Task goal: Retype the data that follows line by line, exactly, and leave its pictures out.
------ Dataset records ------
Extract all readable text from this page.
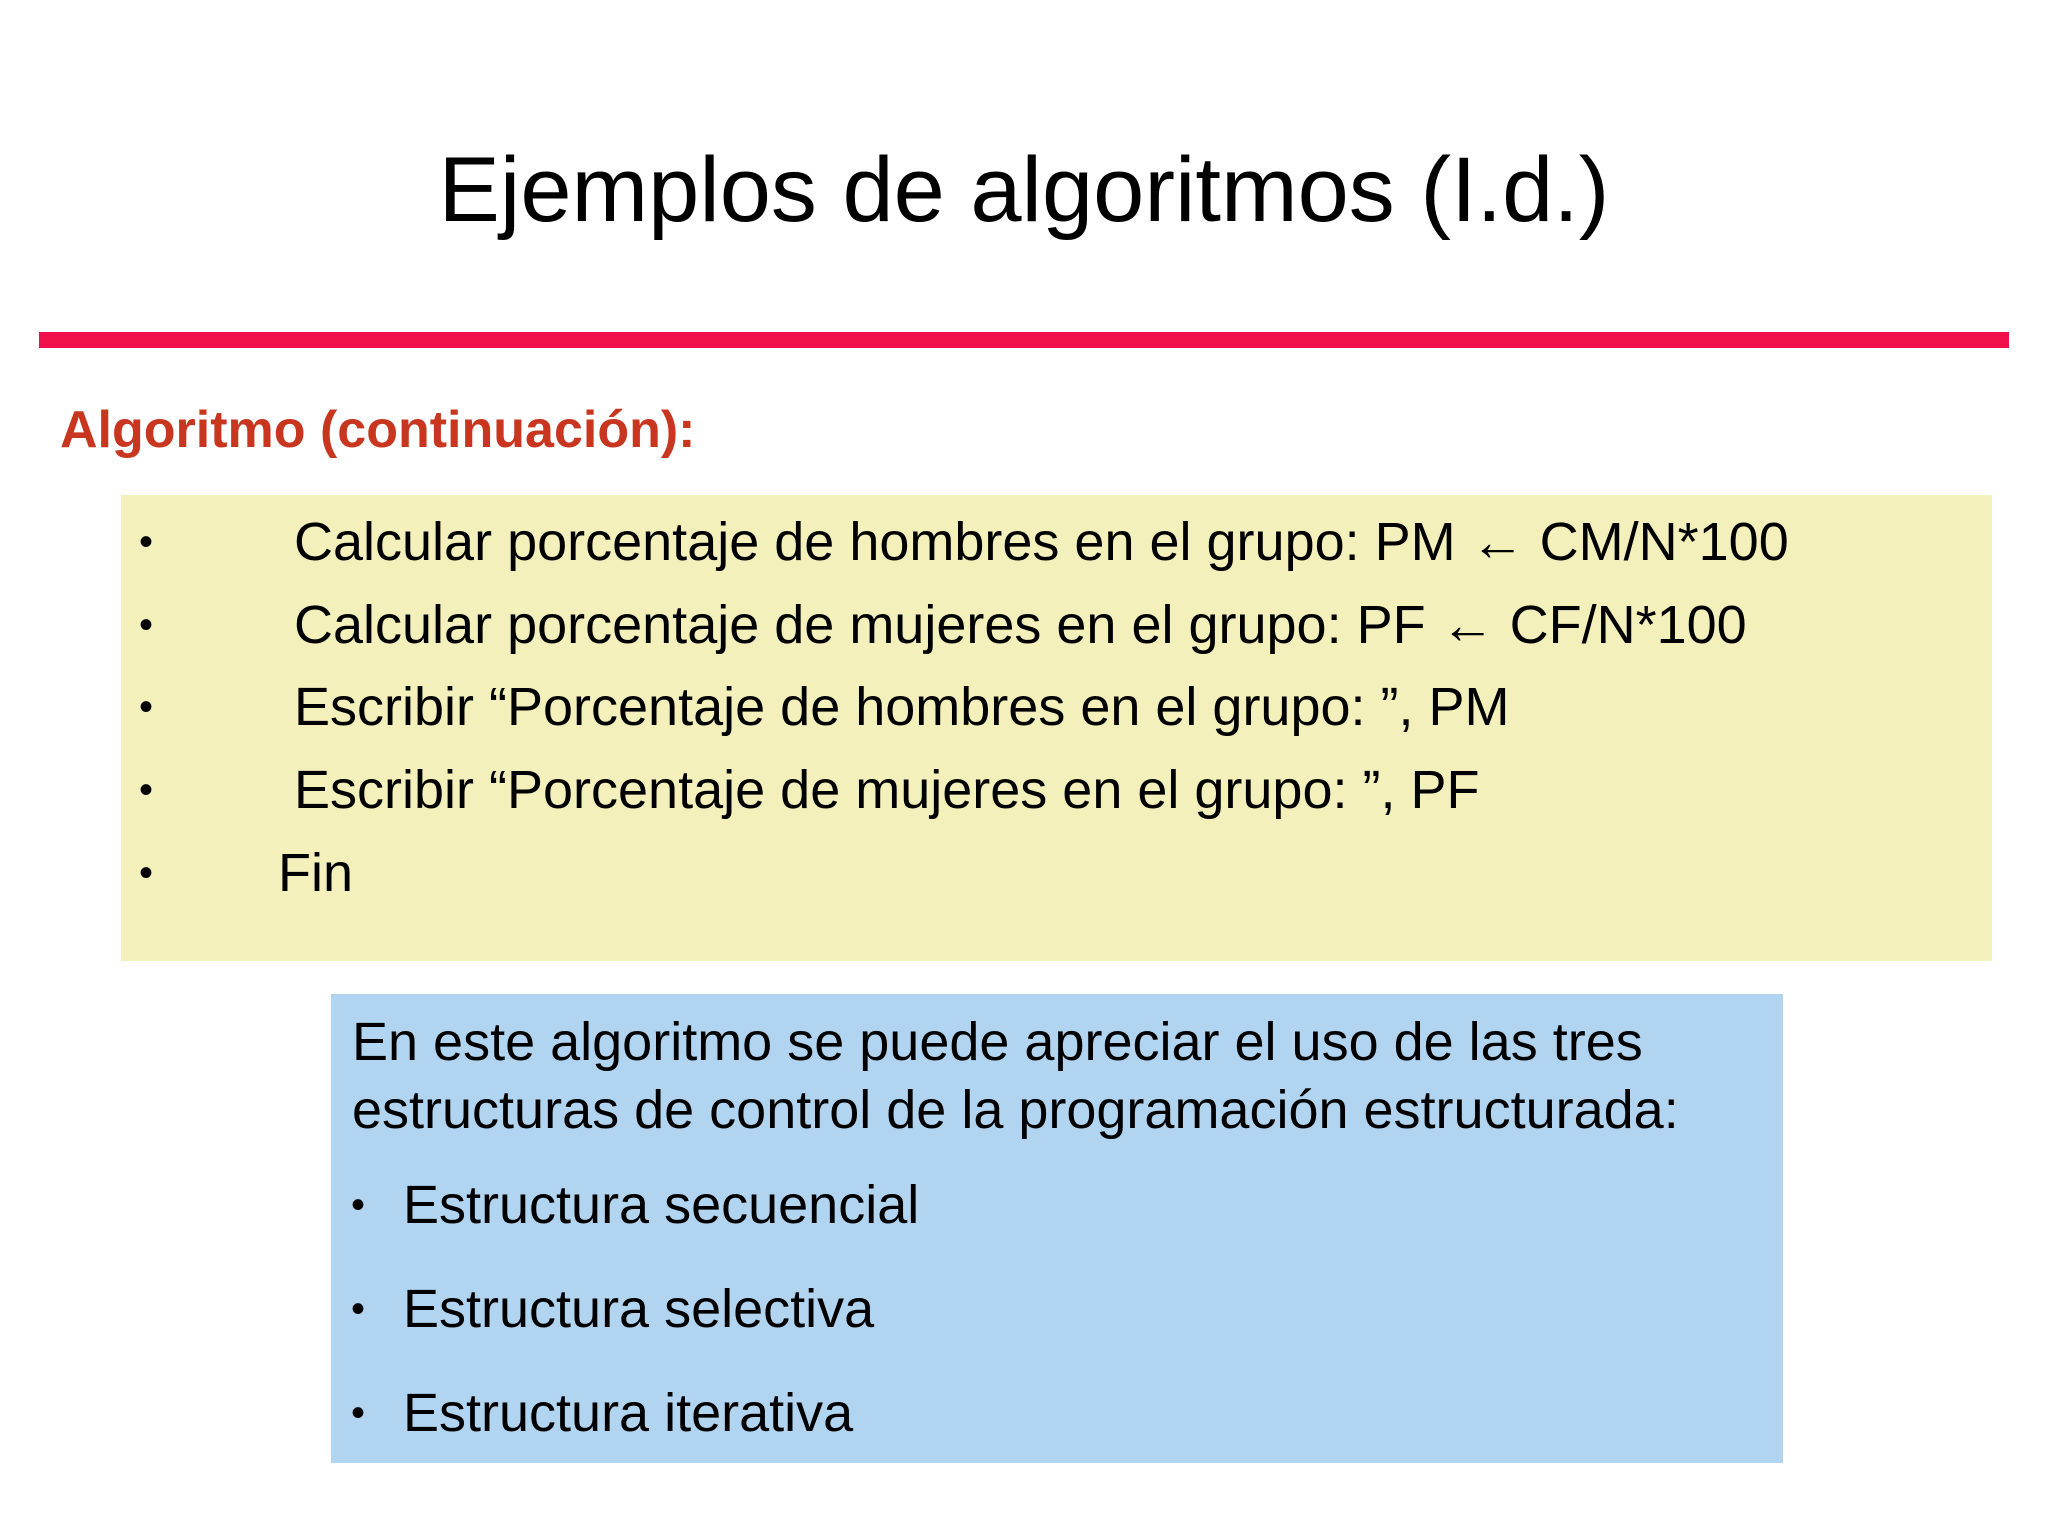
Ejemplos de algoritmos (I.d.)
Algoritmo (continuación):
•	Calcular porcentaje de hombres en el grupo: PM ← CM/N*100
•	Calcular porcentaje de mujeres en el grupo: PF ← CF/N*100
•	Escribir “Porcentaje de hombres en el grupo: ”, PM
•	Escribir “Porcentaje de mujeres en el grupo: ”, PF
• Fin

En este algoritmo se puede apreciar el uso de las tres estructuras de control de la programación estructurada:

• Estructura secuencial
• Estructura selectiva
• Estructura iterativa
------
Answer to this task:
Extract all readable text from this page.
Ejemplos de algoritmos (I.d.)
Algoritmo (continuación):
•	Calcular porcentaje de hombres en el grupo: PM ← CM/N*100
•	Calcular porcentaje de mujeres en el grupo: PF ← CF/N*100
•	Escribir “Porcentaje de hombres en el grupo: ”, PM
•	Escribir “Porcentaje de mujeres en el grupo: ”, PF
• Fin

En este algoritmo se puede apreciar el uso de las tres estructuras de control de la programación estructurada:

• Estructura secuencial
• Estructura selectiva
• Estructura iterativa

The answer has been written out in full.